» Exercise directions:
How many college students took part in the survey that the campus free speech passage describes?

» Document passage:
[Start of section]
The mission of every college and university is to provide a forum for the free exchange of thought, vigorous debate and the broadest possible range of ideas. At least, that is what it ought to be. But that mission is at odds with the spirit of our present age, defined by silos of chatroom groupthink, social media shaming, hyper-partisan news media, self-conscious corporate virtue signaling and puritanical language policing.
In this environment, sometimes it feels like the safest thing to do is just to stay silent. And that seems to be the approach more students are taking these days. A massive new survey of 37,000 college students reveals that more than 80 percent of them self-censor in the classroom, on campus and online. The survey forms the basis of the 2021 College Free Speech Rankings, produced by the Foundation for Individual Rights in Education (FIRE), RealClearEducation (my organization) and the research firm College Pulse.
[End of section]
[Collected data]
[Start of section]
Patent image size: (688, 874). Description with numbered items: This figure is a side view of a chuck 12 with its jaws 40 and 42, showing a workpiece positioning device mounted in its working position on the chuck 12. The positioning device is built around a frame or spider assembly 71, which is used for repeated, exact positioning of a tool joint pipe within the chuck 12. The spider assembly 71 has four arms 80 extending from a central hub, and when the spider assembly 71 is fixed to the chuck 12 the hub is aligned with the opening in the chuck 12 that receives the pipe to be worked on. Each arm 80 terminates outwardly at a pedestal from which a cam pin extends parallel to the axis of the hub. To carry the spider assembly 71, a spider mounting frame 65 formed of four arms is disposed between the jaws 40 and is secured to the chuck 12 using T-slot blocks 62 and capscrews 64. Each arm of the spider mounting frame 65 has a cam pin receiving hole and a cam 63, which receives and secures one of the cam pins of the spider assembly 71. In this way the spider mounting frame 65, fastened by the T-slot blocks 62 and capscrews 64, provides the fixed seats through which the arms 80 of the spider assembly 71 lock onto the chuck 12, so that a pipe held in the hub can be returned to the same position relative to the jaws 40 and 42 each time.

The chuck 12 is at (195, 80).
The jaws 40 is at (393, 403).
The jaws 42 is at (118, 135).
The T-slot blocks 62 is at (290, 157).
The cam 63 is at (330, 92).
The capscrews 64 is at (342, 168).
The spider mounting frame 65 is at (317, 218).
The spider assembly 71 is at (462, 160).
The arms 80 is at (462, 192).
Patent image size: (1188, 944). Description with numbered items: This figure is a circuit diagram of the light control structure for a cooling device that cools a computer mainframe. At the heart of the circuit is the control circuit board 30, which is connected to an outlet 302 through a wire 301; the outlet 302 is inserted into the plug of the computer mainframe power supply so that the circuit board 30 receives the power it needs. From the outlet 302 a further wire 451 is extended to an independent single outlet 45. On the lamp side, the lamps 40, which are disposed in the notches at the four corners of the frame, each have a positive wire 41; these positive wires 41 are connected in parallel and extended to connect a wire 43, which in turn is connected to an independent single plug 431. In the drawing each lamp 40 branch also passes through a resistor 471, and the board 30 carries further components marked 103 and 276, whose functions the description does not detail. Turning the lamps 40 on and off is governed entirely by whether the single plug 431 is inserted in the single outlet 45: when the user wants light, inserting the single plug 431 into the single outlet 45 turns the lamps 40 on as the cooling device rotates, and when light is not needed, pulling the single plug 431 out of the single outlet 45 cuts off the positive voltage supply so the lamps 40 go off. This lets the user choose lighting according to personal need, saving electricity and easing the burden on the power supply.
[End of section]
» Written solution:
37,000